-- BEGIN Information provided --

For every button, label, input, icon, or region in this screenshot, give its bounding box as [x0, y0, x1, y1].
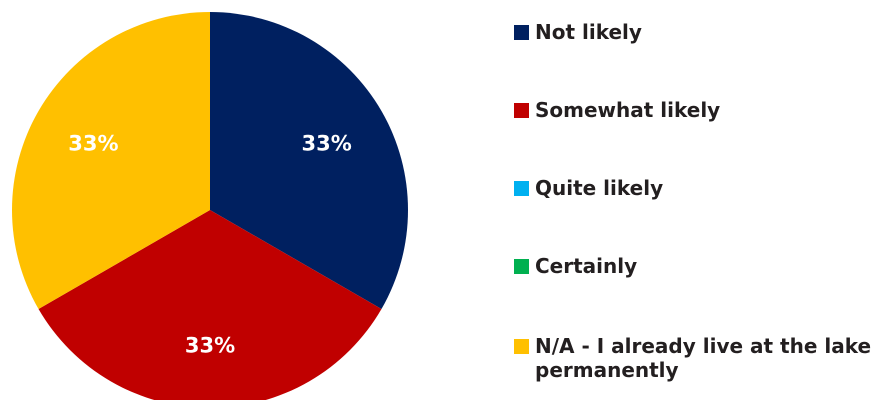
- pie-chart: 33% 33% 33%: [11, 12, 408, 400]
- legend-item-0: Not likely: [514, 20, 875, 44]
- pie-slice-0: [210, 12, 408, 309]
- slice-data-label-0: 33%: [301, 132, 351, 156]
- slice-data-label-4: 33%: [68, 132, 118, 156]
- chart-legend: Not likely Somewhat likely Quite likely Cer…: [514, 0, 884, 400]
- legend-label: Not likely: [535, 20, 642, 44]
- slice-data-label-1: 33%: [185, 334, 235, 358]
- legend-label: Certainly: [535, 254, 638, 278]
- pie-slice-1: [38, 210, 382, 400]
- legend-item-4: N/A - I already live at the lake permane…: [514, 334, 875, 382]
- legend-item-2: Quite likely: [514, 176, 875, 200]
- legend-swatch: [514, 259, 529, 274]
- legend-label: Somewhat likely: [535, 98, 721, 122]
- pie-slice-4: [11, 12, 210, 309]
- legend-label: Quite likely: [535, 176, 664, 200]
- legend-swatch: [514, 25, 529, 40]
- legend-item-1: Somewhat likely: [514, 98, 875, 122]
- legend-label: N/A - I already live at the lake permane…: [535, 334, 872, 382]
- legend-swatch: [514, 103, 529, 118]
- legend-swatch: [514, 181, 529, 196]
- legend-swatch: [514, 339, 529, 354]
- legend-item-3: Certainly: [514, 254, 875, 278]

-- END Information provided --

What you will do:
Show each line of the listing above that contains the string "data".

Output of the task:
- slice-data-label-0: 33%: [301, 132, 351, 156]
- slice-data-label-4: 33%: [68, 132, 118, 156]
- slice-data-label-1: 33%: [185, 334, 235, 358]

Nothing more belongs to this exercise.